§ **Problem requirements**
Retype everything in the listing, leaving each line exactly as it is.

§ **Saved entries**
########

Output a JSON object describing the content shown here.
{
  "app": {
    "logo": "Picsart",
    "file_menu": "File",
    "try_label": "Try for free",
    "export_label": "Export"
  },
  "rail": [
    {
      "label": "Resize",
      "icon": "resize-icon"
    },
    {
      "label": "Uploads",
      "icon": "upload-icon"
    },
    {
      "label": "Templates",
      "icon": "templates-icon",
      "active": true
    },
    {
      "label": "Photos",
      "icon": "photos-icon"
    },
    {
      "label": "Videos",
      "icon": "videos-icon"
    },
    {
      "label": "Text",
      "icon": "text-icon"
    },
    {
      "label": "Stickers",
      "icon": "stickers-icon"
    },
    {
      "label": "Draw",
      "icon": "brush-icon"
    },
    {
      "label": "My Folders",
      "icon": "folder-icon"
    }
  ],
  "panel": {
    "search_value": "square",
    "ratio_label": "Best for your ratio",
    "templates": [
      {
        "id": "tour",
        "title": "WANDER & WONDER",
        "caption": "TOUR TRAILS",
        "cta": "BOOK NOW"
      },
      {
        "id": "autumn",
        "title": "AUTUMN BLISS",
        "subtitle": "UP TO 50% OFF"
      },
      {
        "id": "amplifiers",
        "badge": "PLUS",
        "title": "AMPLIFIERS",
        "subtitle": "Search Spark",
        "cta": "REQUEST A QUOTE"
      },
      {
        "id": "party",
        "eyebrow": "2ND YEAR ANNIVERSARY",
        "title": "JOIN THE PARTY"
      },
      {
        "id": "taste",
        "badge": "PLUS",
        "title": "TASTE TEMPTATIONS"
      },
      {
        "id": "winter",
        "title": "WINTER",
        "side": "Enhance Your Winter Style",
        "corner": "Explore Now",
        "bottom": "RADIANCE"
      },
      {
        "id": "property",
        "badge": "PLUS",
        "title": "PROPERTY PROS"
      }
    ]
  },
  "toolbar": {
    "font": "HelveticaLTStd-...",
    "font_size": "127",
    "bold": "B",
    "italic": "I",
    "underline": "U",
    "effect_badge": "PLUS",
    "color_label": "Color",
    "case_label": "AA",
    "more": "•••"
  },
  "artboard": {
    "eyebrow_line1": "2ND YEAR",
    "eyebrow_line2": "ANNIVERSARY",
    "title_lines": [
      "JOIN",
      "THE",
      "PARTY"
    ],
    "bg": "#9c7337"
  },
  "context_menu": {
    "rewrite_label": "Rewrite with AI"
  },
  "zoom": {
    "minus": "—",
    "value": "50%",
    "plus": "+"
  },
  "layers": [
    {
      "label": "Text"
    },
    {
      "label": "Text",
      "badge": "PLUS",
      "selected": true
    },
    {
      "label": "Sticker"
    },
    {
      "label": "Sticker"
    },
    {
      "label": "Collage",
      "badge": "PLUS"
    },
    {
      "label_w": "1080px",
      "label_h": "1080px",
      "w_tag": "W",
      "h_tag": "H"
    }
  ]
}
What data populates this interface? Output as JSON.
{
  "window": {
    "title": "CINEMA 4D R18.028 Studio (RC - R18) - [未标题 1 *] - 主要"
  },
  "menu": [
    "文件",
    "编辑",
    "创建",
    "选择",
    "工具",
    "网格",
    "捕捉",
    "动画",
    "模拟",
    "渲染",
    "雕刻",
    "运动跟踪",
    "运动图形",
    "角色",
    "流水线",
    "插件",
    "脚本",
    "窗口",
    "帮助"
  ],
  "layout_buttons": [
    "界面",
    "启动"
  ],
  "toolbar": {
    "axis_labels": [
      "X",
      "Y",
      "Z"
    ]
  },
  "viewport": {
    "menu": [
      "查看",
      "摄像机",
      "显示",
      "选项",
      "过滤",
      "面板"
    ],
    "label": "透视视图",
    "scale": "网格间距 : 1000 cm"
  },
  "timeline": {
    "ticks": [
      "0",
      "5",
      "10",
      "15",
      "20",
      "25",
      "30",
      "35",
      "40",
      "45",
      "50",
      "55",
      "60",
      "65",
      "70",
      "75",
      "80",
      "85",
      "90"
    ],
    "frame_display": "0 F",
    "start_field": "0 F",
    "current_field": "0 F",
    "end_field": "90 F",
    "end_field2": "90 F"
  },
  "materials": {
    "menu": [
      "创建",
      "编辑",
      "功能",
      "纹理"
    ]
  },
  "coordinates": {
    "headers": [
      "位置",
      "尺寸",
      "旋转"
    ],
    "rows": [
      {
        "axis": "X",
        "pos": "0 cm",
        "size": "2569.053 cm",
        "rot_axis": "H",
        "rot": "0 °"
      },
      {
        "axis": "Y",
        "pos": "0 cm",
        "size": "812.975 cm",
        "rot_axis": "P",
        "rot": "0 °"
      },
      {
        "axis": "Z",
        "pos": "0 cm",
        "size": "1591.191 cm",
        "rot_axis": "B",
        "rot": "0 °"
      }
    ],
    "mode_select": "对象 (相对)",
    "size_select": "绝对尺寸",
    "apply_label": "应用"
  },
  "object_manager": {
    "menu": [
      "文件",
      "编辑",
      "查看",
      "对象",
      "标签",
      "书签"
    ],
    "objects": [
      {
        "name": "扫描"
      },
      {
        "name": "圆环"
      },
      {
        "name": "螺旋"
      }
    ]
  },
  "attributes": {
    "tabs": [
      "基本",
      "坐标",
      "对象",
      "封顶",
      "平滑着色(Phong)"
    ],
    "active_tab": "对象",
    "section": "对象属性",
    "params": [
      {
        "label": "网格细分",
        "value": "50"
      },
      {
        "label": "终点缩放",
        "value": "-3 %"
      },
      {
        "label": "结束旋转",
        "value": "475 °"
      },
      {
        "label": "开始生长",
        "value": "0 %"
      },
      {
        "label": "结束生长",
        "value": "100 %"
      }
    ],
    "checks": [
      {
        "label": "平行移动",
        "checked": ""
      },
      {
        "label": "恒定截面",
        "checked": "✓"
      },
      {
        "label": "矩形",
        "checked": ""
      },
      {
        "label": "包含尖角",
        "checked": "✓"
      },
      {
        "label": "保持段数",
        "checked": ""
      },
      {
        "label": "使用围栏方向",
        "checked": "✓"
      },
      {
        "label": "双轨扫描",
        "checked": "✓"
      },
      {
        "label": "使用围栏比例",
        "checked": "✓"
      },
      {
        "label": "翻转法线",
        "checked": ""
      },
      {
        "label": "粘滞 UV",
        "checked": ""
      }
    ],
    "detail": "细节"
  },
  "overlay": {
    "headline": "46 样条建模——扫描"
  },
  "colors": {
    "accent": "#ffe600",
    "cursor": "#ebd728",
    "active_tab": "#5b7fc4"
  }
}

########

§ **Solution**
Output a JSON object describing the content shown here.
{
  "app": {
    "logo": "Picsart",
    "file_menu": "File",
    "try_label": "Try for free",
    "export_label": "Export"
  },
  "rail": [
    {
      "label": "Resize",
      "icon": "resize-icon"
    },
    {
      "label": "Uploads",
      "icon": "upload-icon"
    },
    {
      "label": "Templates",
      "icon": "templates-icon",
      "active": true
    },
    {
      "label": "Photos",
      "icon": "photos-icon"
    },
    {
      "label": "Videos",
      "icon": "videos-icon"
    },
    {
      "label": "Text",
      "icon": "text-icon"
    },
    {
      "label": "Stickers",
      "icon": "stickers-icon"
    },
    {
      "label": "Draw",
      "icon": "brush-icon"
    },
    {
      "label": "My Folders",
      "icon": "folder-icon"
    }
  ],
  "panel": {
    "search_value": "square",
    "ratio_label": "Best for your ratio",
    "templates": [
      {
        "id": "tour",
        "title": "WANDER & WONDER",
        "caption": "TOUR TRAILS",
        "cta": "BOOK NOW"
      },
      {
        "id": "autumn",
        "title": "AUTUMN BLISS",
        "subtitle": "UP TO 50% OFF"
      },
      {
        "id": "amplifiers",
        "badge": "PLUS",
        "title": "AMPLIFIERS",
        "subtitle": "Search Spark",
        "cta": "REQUEST A QUOTE"
      },
      {
        "id": "party",
        "eyebrow": "2ND YEAR ANNIVERSARY",
        "title": "JOIN THE PARTY"
      },
      {
        "id": "taste",
        "badge": "PLUS",
        "title": "TASTE TEMPTATIONS"
      },
      {
        "id": "winter",
        "title": "WINTER",
        "side": "Enhance Your Winter Style",
        "corner": "Explore Now",
        "bottom": "RADIANCE"
      },
      {
        "id": "property",
        "badge": "PLUS",
        "title": "PROPERTY PROS"
      }
    ]
  },
  "toolbar": {
    "font": "HelveticaLTStd-...",
    "font_size": "127",
    "bold": "B",
    "italic": "I",
    "underline": "U",
    "effect_badge": "PLUS",
    "color_label": "Color",
    "case_label": "AA",
    "more": "•••"
  },
  "artboard": {
    "eyebrow_line1": "2ND YEAR",
    "eyebrow_line2": "ANNIVERSARY",
    "title_lines": [
      "JOIN",
      "THE",
      "PARTY"
    ],
    "bg": "#9c7337"
  },
  "context_menu": {
    "rewrite_label": "Rewrite with AI"
  },
  "zoom": {
    "minus": "—",
    "value": "50%",
    "plus": "+"
  },
  "layers": [
    {
      "label": "Text"
    },
    {
      "label": "Text",
      "badge": "PLUS",
      "selected": true
    },
    {
      "label": "Sticker"
    },
    {
      "label": "Sticker"
    },
    {
      "label": "Collage",
      "badge": "PLUS"
    },
    {
      "label_w": "1080px",
      "label_h": "1080px",
      "w_tag": "W",
      "h_tag": "H"
    }
  ]
}
What data populates this interface? Output as JSON.
{
  "window": {
    "title": "CINEMA 4D R18.028 Studio (RC - R18) - [未标题 1 *] - 主要"
  },
  "menu": [
    "文件",
    "编辑",
    "创建",
    "选择",
    "工具",
    "网格",
    "捕捉",
    "动画",
    "模拟",
    "渲染",
    "雕刻",
    "运动跟踪",
    "运动图形",
    "角色",
    "流水线",
    "插件",
    "脚本",
    "窗口",
    "帮助"
  ],
  "layout_buttons": [
    "界面",
    "启动"
  ],
  "toolbar": {
    "axis_labels": [
      "X",
      "Y",
      "Z"
    ]
  },
  "viewport": {
    "menu": [
      "查看",
      "摄像机",
      "显示",
      "选项",
      "过滤",
      "面板"
    ],
    "label": "透视视图",
    "scale": "网格间距 : 1000 cm"
  },
  "timeline": {
    "ticks": [
      "0",
      "5",
      "10",
      "15",
      "20",
      "25",
      "30",
      "35",
      "40",
      "45",
      "50",
      "55",
      "60",
      "65",
      "70",
      "75",
      "80",
      "85",
      "90"
    ],
    "frame_display": "0 F",
    "start_field": "0 F",
    "current_field": "0 F",
    "end_field": "90 F",
    "end_field2": "90 F"
  },
  "materials": {
    "menu": [
      "创建",
      "编辑",
      "功能",
      "纹理"
    ]
  },
  "coordinates": {
    "headers": [
      "位置",
      "尺寸",
      "旋转"
    ],
    "rows": [
      {
        "axis": "X",
        "pos": "0 cm",
        "size": "2569.053 cm",
        "rot_axis": "H",
        "rot": "0 °"
      },
      {
        "axis": "Y",
        "pos": "0 cm",
        "size": "812.975 cm",
        "rot_axis": "P",
        "rot": "0 °"
      },
      {
        "axis": "Z",
        "pos": "0 cm",
        "size": "1591.191 cm",
        "rot_axis": "B",
        "rot": "0 °"
      }
    ],
    "mode_select": "对象 (相对)",
    "size_select": "绝对尺寸",
    "apply_label": "应用"
  },
  "object_manager": {
    "menu": [
      "文件",
      "编辑",
      "查看",
      "对象",
      "标签",
      "书签"
    ],
    "objects": [
      {
        "name": "扫描"
      },
      {
        "name": "圆环"
      },
      {
        "name": "螺旋"
      }
    ]
  },
  "attributes": {
    "tabs": [
      "基本",
      "坐标",
      "对象",
      "封顶",
      "平滑着色(Phong)"
    ],
    "active_tab": "对象",
    "section": "对象属性",
    "params": [
      {
        "label": "网格细分",
        "value": "50"
      },
      {
        "label": "终点缩放",
        "value": "-3 %"
      },
      {
        "label": "结束旋转",
        "value": "475 °"
      },
      {
        "label": "开始生长",
        "value": "0 %"
      },
      {
        "label": "结束生长",
        "value": "100 %"
      }
    ],
    "checks": [
      {
        "label": "平行移动",
        "checked": ""
      },
      {
        "label": "恒定截面",
        "checked": "✓"
      },
      {
        "label": "矩形",
        "checked": ""
      },
      {
        "label": "包含尖角",
        "checked": "✓"
      },
      {
        "label": "保持段数",
        "checked": ""
      },
      {
        "label": "使用围栏方向",
        "checked": "✓"
      },
      {
        "label": "双轨扫描",
        "checked": "✓"
      },
      {
        "label": "使用围栏比例",
        "checked": "✓"
      },
      {
        "label": "翻转法线",
        "checked": ""
      },
      {
        "label": "粘滞 UV",
        "checked": ""
      }
    ],
    "detail": "细节"
  },
  "overlay": {
    "headline": "46 样条建模——扫描"
  },
  "colors": {
    "accent": "#ffe600",
    "cursor": "#ebd728",
    "active_tab": "#5b7fc4"
  }
}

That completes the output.